start STORED DATA
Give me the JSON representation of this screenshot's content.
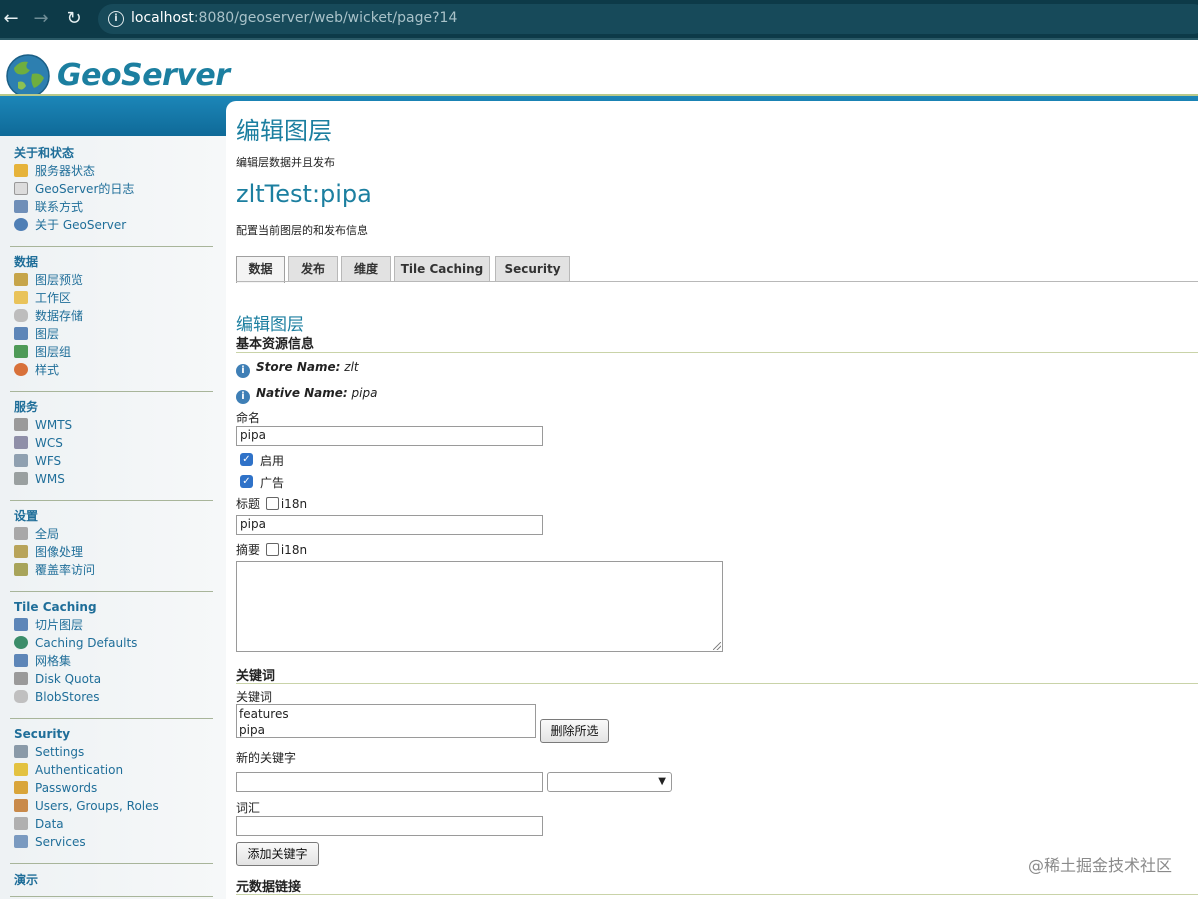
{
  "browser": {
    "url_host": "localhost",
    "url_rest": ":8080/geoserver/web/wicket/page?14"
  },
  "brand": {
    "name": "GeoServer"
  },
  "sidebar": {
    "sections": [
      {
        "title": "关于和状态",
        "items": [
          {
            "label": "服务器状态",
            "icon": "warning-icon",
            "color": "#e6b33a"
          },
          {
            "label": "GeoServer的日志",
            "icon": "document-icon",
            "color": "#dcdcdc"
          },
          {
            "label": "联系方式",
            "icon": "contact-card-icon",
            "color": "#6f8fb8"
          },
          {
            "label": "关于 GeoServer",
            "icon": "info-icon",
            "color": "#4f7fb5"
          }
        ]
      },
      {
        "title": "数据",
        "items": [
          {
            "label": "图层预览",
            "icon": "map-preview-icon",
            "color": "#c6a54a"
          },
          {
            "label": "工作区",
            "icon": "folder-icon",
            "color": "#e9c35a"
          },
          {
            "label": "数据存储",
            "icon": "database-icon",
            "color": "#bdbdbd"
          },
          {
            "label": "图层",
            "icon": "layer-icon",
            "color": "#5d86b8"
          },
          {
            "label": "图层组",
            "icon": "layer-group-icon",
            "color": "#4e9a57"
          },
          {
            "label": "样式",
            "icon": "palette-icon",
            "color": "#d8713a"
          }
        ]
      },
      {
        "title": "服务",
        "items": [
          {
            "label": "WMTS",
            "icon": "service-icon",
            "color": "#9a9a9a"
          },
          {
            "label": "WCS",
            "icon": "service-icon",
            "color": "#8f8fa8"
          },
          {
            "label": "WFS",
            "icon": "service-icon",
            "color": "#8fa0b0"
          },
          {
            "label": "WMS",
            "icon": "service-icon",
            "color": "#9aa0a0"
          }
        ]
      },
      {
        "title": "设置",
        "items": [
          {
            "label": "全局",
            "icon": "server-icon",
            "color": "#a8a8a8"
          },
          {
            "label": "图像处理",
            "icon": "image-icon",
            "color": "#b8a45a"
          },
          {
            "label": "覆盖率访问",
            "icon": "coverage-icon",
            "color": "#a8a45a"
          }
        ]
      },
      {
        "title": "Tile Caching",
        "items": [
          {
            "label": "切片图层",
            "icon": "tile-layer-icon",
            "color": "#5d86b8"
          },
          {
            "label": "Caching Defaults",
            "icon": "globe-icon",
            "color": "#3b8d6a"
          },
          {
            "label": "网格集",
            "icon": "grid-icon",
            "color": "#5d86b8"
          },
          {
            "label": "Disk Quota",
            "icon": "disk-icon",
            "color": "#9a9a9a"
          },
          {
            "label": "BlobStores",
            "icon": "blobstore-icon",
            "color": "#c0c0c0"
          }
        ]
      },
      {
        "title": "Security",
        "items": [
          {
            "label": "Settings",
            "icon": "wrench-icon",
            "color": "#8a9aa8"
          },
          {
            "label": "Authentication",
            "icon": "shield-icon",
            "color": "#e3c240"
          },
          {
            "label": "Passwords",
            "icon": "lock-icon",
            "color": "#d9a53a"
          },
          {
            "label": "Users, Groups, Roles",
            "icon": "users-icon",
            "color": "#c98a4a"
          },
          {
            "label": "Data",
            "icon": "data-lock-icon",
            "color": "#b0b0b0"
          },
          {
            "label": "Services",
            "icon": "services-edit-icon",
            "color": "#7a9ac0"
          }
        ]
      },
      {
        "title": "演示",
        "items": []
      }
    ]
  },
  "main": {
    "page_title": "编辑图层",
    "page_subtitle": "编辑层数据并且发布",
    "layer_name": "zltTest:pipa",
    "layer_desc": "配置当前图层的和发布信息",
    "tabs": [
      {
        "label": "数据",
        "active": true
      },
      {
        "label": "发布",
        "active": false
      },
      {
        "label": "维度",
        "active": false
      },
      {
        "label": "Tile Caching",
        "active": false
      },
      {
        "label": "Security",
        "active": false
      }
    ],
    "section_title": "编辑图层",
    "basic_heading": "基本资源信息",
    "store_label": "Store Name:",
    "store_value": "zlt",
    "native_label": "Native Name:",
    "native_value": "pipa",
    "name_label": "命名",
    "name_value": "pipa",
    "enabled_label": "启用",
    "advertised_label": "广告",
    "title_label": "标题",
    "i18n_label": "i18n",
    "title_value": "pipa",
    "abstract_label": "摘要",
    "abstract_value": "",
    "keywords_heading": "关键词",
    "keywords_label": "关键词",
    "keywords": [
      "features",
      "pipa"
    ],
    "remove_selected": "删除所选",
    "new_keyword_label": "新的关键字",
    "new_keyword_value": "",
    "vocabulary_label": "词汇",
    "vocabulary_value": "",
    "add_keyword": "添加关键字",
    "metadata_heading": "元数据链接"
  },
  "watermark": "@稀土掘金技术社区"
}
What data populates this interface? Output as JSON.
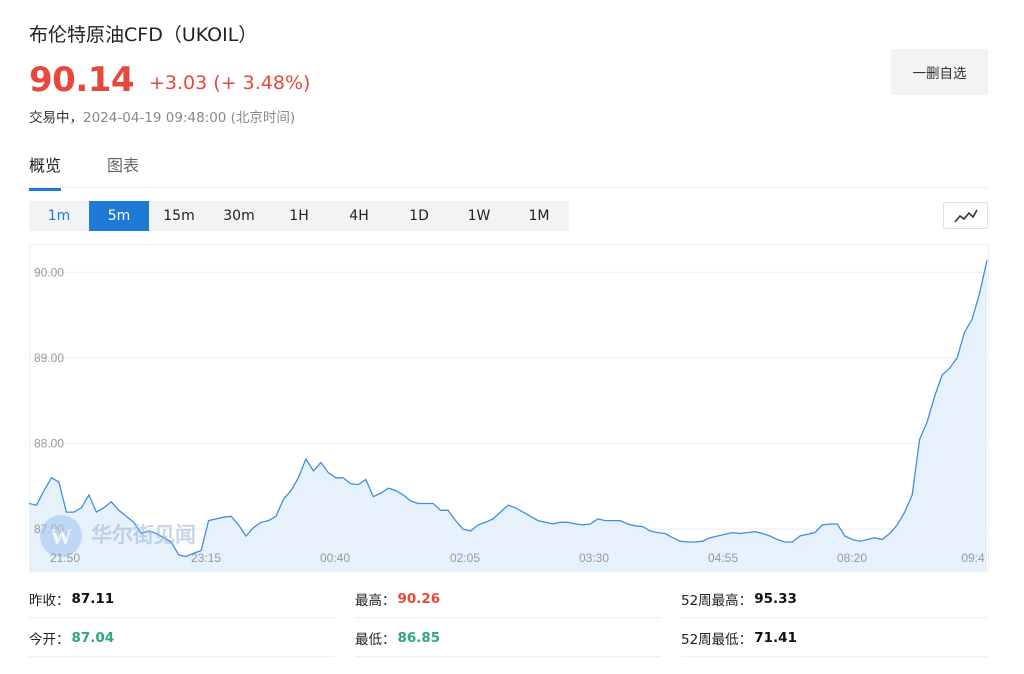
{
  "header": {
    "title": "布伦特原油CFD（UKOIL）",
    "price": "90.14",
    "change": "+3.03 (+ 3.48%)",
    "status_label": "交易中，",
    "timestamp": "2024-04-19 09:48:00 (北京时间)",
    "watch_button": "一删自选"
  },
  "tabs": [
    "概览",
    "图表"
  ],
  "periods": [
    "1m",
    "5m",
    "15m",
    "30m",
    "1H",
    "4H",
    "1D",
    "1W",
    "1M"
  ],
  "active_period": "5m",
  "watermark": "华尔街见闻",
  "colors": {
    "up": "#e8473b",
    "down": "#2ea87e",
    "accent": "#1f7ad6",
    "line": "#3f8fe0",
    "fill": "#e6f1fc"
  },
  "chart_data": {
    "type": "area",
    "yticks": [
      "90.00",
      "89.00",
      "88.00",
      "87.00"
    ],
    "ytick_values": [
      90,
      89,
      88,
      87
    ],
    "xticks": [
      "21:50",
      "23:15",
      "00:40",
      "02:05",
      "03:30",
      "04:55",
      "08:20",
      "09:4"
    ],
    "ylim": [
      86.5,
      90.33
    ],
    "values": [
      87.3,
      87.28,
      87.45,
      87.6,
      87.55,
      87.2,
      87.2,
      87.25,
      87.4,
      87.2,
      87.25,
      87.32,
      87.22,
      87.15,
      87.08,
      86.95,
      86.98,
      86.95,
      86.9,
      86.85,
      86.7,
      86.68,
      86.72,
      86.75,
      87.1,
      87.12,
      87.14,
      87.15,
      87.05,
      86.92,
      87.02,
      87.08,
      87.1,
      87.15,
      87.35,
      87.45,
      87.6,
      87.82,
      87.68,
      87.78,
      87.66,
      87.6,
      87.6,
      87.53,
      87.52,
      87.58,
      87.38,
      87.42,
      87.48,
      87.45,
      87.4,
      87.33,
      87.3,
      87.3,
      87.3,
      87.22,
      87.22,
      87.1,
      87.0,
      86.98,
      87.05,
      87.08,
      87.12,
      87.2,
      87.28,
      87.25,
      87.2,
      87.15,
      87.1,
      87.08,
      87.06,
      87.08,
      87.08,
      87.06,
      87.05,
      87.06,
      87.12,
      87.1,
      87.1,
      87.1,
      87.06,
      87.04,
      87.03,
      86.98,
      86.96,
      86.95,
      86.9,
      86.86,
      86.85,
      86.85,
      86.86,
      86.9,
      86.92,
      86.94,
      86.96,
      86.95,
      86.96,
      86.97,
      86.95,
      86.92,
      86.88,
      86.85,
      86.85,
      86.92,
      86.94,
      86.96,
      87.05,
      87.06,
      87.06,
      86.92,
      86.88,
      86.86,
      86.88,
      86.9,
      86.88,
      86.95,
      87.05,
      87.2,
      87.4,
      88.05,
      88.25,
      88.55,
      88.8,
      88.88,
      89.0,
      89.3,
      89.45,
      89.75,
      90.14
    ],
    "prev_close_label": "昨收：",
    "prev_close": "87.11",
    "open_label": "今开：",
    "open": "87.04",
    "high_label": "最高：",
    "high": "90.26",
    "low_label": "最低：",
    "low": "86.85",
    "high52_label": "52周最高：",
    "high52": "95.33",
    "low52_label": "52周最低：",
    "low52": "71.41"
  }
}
end STORED DATA
REQUIREMENT:
Locate each line containing the string "JSON" and show it.

OUTPUT OF THE EXERCISE:
Give me the JSON representation of this screenshot's content.
What data populates this interface? Output as JSON.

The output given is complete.